とある業界の、ある団体、ここには3人の「元議員」が顧問としている。そう、過去形。ことごとく落選してしまったのである。もちろん、かつての政権党に属している政治家たちだ。

さて、どうしたものか、と、業界幹部は頭を抱えている……というようなことはない。新政権党に近づいたから? いや、違う。

もはや、政治に何かを期待する時代ではない。それが、トップたちの真意である。

「とはいえ、あの党の若手を取り込むのに良いチャンスでは?」と水を向けたが、「声を掛けたら、すぐにやってくるよ」。実際、あちらからのアプローチはあるらしい。「でもね、そんなことをしても何にもならないんだ」と、業界のリーダー。

何故なら、それは、守旧派の延命にしかならない、と。我々は変わらなくてはならない、そんな節目に、政治に頼っても、意味がない。変化できない者たちを助けるだけ。自助努力につながらない。そう断言した。

「公」に長く依存してきたため、世の中の大きな変化についていけない、かつての高度成長期に「成功」した先駆者と、その「成功体験」を継承する後継者たち。補助金やらの「ばらまき」に群れる彼らは「淘汰」されなければいけない。

オフレコの本音。表向きは、これほどのストレートな言い方はしない。けれど、折りに触れ、檄を飛ばす。その声を冷ややかに受け止める、「誰かが助けてくれる」のを待つだけの経営者たちは、「百年に一度」の不況に悲鳴を上げる。

自宅の近所に「1000円カット」の店がオープンした。それほど賑わっていない様子。周辺に競合店、少なくなく。経営、大変だろうな、と推測。(たぶん店主の)理髪師いわく、バブル時代の数千円、一万円もの価格設定が「儲け過ぎだったんですよ」。たとえ大した利益が得られなくてもコツコツとやってくしかない、といった感じのセリフ。

忙中閑あり、ではあるが、これ以上の考察は、しない。ただ、書いておきたかった。

[保存済み項目]

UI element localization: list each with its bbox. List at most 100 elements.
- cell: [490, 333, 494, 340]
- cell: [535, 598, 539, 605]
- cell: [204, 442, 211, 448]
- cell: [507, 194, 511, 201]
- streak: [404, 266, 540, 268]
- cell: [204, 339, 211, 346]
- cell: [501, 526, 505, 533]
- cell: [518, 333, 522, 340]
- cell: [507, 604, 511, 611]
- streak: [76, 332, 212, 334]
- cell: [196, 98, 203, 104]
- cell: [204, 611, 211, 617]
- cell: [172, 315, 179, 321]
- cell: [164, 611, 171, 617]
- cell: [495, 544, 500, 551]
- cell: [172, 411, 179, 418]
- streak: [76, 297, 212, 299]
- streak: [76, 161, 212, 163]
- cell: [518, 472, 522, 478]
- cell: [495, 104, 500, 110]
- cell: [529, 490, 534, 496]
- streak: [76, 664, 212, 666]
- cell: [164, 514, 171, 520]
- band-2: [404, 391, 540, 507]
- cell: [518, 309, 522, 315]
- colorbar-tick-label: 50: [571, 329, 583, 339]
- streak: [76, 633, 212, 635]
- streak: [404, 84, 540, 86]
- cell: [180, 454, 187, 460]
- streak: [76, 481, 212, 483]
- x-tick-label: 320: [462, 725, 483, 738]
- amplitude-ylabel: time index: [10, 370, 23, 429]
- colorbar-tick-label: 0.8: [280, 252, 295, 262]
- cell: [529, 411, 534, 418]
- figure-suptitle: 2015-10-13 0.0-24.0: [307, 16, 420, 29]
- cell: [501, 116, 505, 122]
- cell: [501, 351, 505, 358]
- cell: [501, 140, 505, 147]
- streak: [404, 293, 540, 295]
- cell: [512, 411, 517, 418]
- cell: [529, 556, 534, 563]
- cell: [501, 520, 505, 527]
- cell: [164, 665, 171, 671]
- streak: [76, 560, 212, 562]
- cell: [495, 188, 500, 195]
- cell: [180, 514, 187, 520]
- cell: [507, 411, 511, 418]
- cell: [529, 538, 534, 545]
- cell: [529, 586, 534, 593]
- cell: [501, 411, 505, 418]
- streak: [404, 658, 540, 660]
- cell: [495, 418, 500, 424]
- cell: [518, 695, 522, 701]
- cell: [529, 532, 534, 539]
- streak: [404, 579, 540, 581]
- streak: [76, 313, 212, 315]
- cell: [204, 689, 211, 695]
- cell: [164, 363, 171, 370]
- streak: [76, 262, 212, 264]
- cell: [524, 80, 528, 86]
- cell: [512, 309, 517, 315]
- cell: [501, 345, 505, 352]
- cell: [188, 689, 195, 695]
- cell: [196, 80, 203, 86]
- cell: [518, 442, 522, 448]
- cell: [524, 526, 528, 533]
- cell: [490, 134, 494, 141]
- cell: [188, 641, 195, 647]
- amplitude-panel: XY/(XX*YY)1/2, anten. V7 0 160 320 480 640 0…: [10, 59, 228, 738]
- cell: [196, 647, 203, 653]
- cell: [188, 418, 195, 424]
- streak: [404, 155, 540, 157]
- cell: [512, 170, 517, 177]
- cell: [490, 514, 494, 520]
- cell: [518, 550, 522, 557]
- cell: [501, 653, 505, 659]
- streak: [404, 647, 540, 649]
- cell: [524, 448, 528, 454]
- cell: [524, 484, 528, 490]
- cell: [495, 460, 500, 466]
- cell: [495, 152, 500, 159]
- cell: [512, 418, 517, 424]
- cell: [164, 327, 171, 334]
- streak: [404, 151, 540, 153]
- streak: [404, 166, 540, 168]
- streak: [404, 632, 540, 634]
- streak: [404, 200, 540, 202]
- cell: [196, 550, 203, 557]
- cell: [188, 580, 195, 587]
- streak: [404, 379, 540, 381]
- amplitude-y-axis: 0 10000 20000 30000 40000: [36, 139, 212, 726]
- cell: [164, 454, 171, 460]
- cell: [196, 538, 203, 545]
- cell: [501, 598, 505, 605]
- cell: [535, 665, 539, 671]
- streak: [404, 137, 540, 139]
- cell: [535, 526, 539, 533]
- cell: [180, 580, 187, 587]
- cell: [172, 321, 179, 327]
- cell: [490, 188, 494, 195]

作業指示 1 - 本文によると、ある業界団体では何人の元議員が顧問になっていますか。
作業指示 2 - 本文の「もはや、政治に何かを期待する時代ではない。それが、トップたちの真意である。」から「ない、といった感じのセリフ。」までを、両端を含めてそのまま書き写してください。
この資料は使わなくてかまいません。

解答欄 1 - 3人です。

解答欄 2 -
もはや、政治に何かを期待する時代ではない。それが、トップたちの真意である。

「とはいえ、あの党の若手を取り込むのに良いチャンスでは?」と水を向けたが、「声を掛けたら、すぐにやってくるよ」。実際、あちらからのアプローチはあるらしい。「でもね、そんなことをしても何にもならないんだ」と、業界のリーダー。

何故なら、それは、守旧派の延命にしかならない、と。我々は変わらなくてはならない、そんな節目に、政治に頼っても、意味がない。変化できない者たちを助けるだけ。自助努力につながらない。そう断言した。

「公」に長く依存してきたため、世の中の大きな変化についていけない、かつての高度成長期に「成功」した先駆者と、その「成功体験」を継承する後継者たち。補助金やらの「ばらまき」に群れる彼らは「淘汰」されなければいけない。

オフレコの本音。表向きは、これほどのストレートな言い方はしない。けれど、折りに触れ、檄を飛ばす。その声を冷ややかに受け止める、「誰かが助けてくれる」のを待つだけの経営者たちは、「百年に一度」の不況に悲鳴を上げる。

自宅の近所に「1000円カット」の店がオープンした。それほど賑わっていない様子。周辺に競合店、少なくなく。経営、大変だろうな、と推測。(たぶん店主の)理髪師いわく、バブル時代の数千円、一万円もの価格設定が「儲け過ぎだったんですよ」。たとえ大した利益が得られなくてもコツコツとやってくしかない、といった感じのセリフ。